◆ **Requirement**: What is the number of lines containing the word "oraz"? Please answer with that number and nothing more.

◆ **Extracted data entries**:
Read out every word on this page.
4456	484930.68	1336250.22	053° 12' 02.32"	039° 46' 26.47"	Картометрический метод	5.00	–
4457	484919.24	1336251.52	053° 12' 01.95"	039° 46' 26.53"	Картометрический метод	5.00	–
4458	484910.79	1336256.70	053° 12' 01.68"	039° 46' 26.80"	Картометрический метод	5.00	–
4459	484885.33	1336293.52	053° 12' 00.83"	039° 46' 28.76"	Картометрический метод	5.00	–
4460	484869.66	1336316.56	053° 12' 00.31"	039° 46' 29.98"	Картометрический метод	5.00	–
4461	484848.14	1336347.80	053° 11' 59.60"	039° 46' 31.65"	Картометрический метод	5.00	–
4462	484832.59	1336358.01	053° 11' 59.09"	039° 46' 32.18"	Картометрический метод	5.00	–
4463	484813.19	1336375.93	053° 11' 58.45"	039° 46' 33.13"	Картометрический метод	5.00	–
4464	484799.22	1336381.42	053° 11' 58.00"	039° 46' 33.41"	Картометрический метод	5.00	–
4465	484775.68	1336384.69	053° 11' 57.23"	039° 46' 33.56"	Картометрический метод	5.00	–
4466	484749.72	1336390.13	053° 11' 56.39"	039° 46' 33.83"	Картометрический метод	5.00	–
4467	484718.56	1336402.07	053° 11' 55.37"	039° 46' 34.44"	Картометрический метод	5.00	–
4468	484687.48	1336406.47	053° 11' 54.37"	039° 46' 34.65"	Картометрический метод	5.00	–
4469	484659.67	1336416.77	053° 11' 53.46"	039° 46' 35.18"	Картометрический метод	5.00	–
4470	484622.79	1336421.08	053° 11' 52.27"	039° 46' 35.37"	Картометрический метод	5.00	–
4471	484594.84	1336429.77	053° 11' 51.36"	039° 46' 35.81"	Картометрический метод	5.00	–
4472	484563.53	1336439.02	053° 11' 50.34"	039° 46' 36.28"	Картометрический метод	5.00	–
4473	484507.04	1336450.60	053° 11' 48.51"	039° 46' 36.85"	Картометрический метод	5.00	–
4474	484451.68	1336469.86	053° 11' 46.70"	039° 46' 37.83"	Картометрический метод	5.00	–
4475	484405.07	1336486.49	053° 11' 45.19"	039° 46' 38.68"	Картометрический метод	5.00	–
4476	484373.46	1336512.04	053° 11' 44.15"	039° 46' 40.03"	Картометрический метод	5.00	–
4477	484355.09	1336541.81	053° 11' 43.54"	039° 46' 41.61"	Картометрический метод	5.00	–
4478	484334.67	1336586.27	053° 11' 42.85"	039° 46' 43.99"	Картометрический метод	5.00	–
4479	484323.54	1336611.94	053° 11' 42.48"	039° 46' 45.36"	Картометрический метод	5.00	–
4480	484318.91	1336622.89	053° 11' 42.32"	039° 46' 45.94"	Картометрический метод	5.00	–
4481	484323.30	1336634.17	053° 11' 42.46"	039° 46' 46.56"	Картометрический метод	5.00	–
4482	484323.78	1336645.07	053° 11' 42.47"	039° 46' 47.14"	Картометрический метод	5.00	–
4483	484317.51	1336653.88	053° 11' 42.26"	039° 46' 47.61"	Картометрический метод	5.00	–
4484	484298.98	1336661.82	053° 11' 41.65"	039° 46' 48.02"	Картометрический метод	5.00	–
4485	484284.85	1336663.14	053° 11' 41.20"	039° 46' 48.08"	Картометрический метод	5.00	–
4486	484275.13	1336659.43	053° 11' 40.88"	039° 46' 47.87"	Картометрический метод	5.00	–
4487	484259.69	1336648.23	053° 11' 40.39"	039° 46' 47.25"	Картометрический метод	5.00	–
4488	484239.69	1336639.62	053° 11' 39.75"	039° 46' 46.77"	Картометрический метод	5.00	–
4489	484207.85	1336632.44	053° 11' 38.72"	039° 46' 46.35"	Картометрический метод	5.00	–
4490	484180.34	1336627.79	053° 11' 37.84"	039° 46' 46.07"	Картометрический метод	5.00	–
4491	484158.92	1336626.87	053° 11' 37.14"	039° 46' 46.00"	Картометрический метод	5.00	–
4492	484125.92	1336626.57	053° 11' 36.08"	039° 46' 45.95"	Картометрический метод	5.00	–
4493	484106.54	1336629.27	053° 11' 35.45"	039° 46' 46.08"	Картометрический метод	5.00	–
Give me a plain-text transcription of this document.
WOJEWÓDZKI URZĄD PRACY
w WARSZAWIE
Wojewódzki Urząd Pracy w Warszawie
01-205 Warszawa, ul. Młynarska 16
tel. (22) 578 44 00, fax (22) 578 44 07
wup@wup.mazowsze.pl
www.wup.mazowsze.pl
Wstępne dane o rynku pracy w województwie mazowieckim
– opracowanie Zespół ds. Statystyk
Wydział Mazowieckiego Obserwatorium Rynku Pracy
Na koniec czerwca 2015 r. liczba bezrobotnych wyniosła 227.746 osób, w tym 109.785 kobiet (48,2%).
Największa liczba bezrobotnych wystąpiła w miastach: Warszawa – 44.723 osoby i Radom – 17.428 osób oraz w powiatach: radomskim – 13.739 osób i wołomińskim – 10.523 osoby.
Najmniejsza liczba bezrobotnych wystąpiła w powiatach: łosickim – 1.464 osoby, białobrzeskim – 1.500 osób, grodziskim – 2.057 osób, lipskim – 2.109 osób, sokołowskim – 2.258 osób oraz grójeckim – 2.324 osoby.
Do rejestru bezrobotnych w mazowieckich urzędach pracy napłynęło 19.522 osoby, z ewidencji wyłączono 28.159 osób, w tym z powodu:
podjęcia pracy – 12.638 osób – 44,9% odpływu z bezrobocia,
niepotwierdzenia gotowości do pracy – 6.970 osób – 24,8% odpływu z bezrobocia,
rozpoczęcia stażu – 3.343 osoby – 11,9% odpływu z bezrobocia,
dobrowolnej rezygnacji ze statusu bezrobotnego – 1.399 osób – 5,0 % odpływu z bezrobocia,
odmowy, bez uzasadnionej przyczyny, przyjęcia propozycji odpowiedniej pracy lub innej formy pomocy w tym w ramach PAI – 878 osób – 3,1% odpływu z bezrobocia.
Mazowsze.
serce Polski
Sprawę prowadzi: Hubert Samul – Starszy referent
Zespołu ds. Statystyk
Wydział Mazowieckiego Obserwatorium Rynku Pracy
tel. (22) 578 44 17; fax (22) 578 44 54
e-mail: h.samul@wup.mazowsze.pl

◆ **Exercise result**: 2